> [Job]: Transcribe all of the material exactly. Any picture in it should be left out.

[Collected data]
-=-=-

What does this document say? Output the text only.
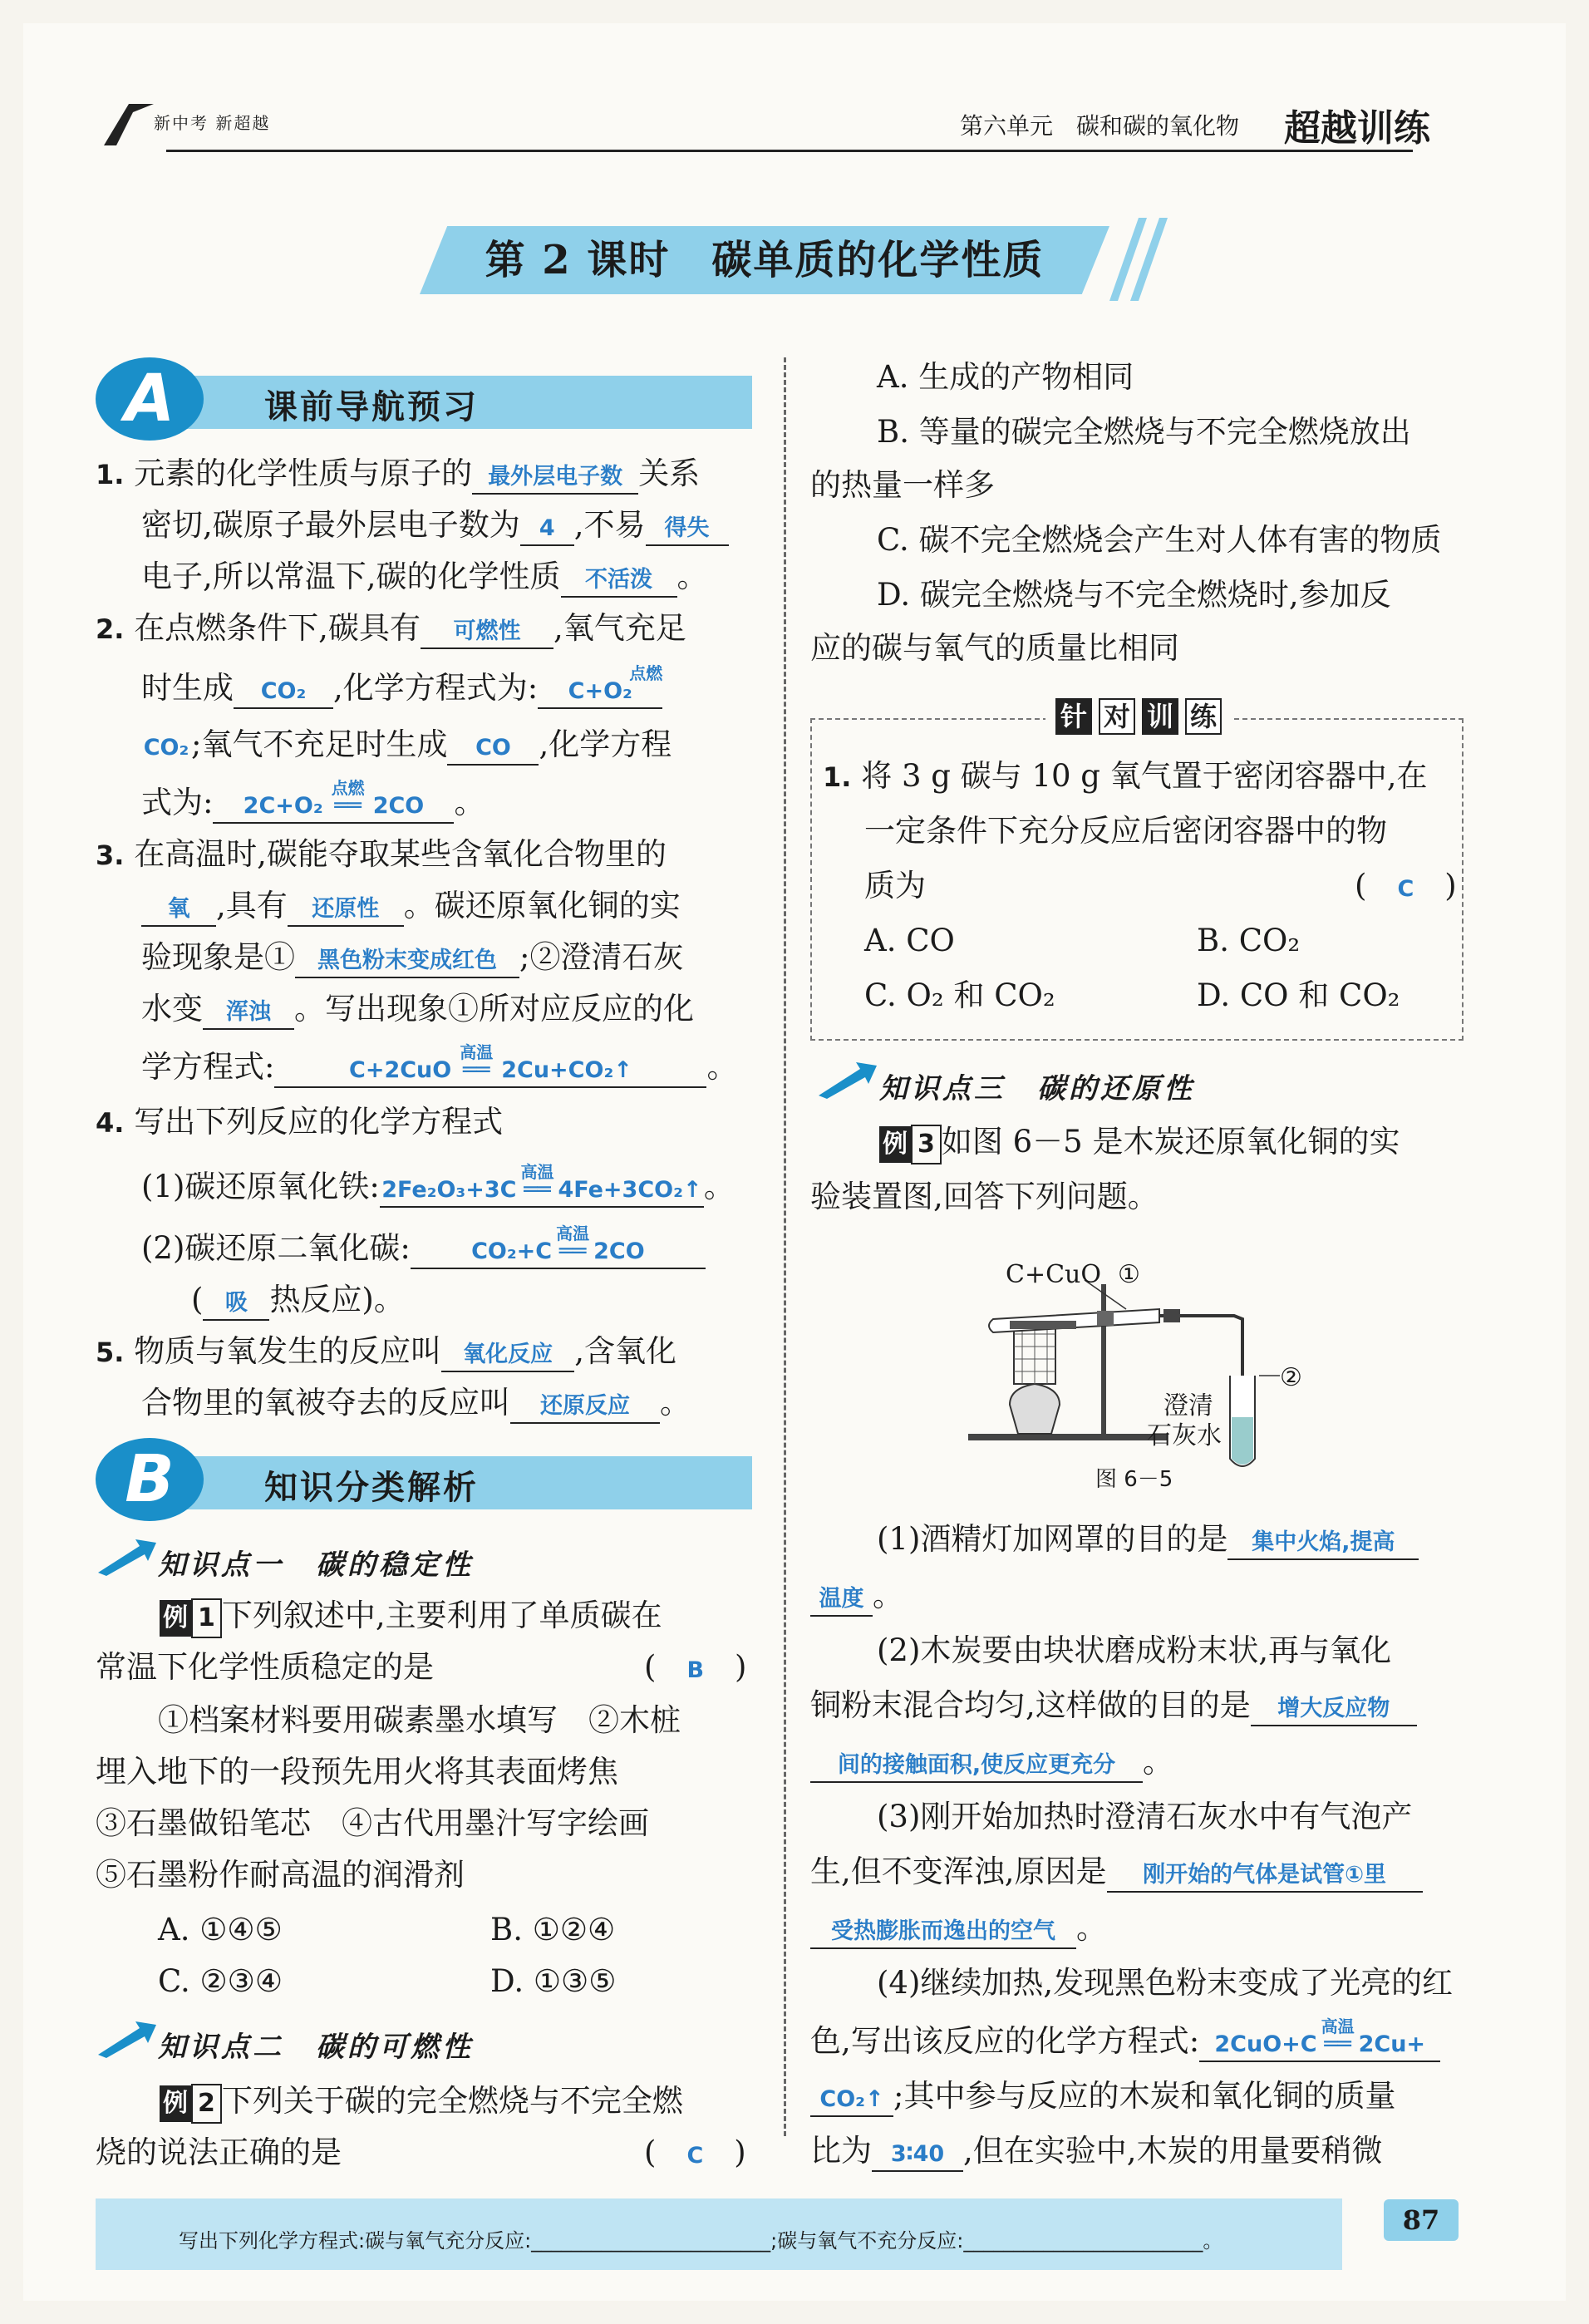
新中考 新超越	第六单元　碳和碳的氧化物 超越训练
第 2 课时　碳单质的化学性质
A	课前导航预习
1. 元素的化学性质与原子的 最外层电子数 关系
密切,碳原子最外层电子数为 4 ,不易 得失
电子,所以常温下,碳的化学性质 不活泼 。
2. 在点燃条件下,碳具有 可燃性 ,氧气充足
时生成 CO₂ ,化学方程式为: C+O₂
点燃
CO₂;氧气不充足时生成 CO ,化学方程
式为: 2C+O₂
点燃
══ 2CO 。
3. 在高温时,碳能夺取某些含氧化合物里的
氧 ,具有 还原性 。碳还原氧化铜的实
验现象是① 黑色粉末变成红色 ;②澄清石灰
水变 浑浊 。写出现象①所对应反应的化
学方程式:	C+2CuO
高温
══ 2Cu+CO₂↑ 。
4. 写出下列反应的化学方程式
(1)碳还原氧化铁:2Fe₂O₃+3C
高温
══ 4Fe+3CO₂↑。
(2)碳还原二氧化碳:	CO₂+C
高温
══ 2CO
( 吸 热反应)。
5. 物质与氧发生的反应叫 氧化反应 ,含氧化
合物里的氧被夺去的反应叫 还原反应 。
B	知识分类解析
知识点一　碳的稳定性
例 1 下列叙述中,主要利用了单质碳在
常温下化学性质稳定的是	(　B　)
①档案材料要用碳素墨水填写　②木桩
埋入地下的一段预先用火将其表面烤焦
③石墨做铅笔芯　④古代用墨汁写字绘画
⑤石墨粉作耐高温的润滑剂
A. ①④⑤	B. ①②④
C. ②③④	D. ①③⑤
知识点二　碳的可燃性
例 2 下列关于碳的完全燃烧与不完全燃
烧的说法正确的是	(　C　)
A. 生成的产物相同
B. 等量的碳完全燃烧与不完全燃烧放出
的热量一样多
C. 碳不完全燃烧会产生对人体有害的物质
D. 碳完全燃烧与不完全燃烧时,参加反
应的碳与氧气的质量比相同
针 对 训 练
1. 将 3 g 碳与 10 g 氧气置于密闭容器中,在
一定条件下充分反应后密闭容器中的物
质为	(　C　)
A. CO	B. CO₂
C. O₂ 和 CO₂	D. CO 和 CO₂
知识点三　碳的还原性
例 3 如图 6－5 是木炭还原氧化铜的实
验装置图,回答下列问题。
C+CuO ①
②
澄清
石灰水
图 6－5
(1)酒精灯加网罩的目的是 集中火焰,提高
温度 。
(2)木炭要由块状磨成粉末状,再与氧化
铜粉末混合均匀,这样做的目的是 增大反应物
间的接触面积,使反应更充分 。
(3)刚开始加热时澄清石灰水中有气泡产
生,但不变浑浊,原因是 刚开始的气体是试管①里
受热膨胀而逸出的空气 。
(4)继续加热,发现黑色粉末变成了光亮的红
色,写出该反应的化学方程式: 2CuO+C
高温
══ 2Cu+
CO₂↑ ;其中参与反应的木炭和氧化铜的质量
比为 3∶40 ,但在实验中,木炭的用量要稍微
写出下列化学方程式:碳与氧气充分反应:________________________;碳与氧气不充分反应:________________________。
87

-=-=-

> [Answer to this problem]:
What does this document say? Output the text only.
新中考 新超越	第六单元　碳和碳的氧化物 超越训练
第 2 课时　碳单质的化学性质
A	课前导航预习
1. 元素的化学性质与原子的 最外层电子数 关系
密切,碳原子最外层电子数为 4 ,不易 得失
电子,所以常温下,碳的化学性质 不活泼 。
2. 在点燃条件下,碳具有 可燃性 ,氧气充足
时生成 CO₂ ,化学方程式为: C+O₂
点燃
CO₂;氧气不充足时生成 CO ,化学方程
式为: 2C+O₂
点燃
══ 2CO 。
3. 在高温时,碳能夺取某些含氧化合物里的
氧 ,具有 还原性 。碳还原氧化铜的实
验现象是① 黑色粉末变成红色 ;②澄清石灰
水变 浑浊 。写出现象①所对应反应的化
学方程式:	C+2CuO
高温
══ 2Cu+CO₂↑ 。
4. 写出下列反应的化学方程式
(1)碳还原氧化铁:2Fe₂O₃+3C
高温
══ 4Fe+3CO₂↑。
(2)碳还原二氧化碳:	CO₂+C
高温
══ 2CO
( 吸 热反应)。
5. 物质与氧发生的反应叫 氧化反应 ,含氧化
合物里的氧被夺去的反应叫 还原反应 。
B	知识分类解析
知识点一　碳的稳定性
例 1 下列叙述中,主要利用了单质碳在
常温下化学性质稳定的是	(　B　)
①档案材料要用碳素墨水填写　②木桩
埋入地下的一段预先用火将其表面烤焦
③石墨做铅笔芯　④古代用墨汁写字绘画
⑤石墨粉作耐高温的润滑剂
A. ①④⑤	B. ①②④
C. ②③④	D. ①③⑤
知识点二　碳的可燃性
例 2 下列关于碳的完全燃烧与不完全燃
烧的说法正确的是	(　C　)
A. 生成的产物相同
B. 等量的碳完全燃烧与不完全燃烧放出
的热量一样多
C. 碳不完全燃烧会产生对人体有害的物质
D. 碳完全燃烧与不完全燃烧时,参加反
应的碳与氧气的质量比相同
针 对 训 练
1. 将 3 g 碳与 10 g 氧气置于密闭容器中,在
一定条件下充分反应后密闭容器中的物
质为	(　C　)
A. CO	B. CO₂
C. O₂ 和 CO₂	D. CO 和 CO₂
知识点三　碳的还原性
例 3 如图 6－5 是木炭还原氧化铜的实
验装置图,回答下列问题。
C+CuO ①
②
澄清
石灰水
图 6－5
(1)酒精灯加网罩的目的是 集中火焰,提高
温度 。
(2)木炭要由块状磨成粉末状,再与氧化
铜粉末混合均匀,这样做的目的是 增大反应物
间的接触面积,使反应更充分 。
(3)刚开始加热时澄清石灰水中有气泡产
生,但不变浑浊,原因是 刚开始的气体是试管①里
受热膨胀而逸出的空气 。
(4)继续加热,发现黑色粉末变成了光亮的红
色,写出该反应的化学方程式: 2CuO+C
高温
══ 2Cu+
CO₂↑ ;其中参与反应的木炭和氧化铜的质量
比为 3∶40 ,但在实验中,木炭的用量要稍微
写出下列化学方程式:碳与氧气充分反应:________________________;碳与氧气不充分反应:________________________。
87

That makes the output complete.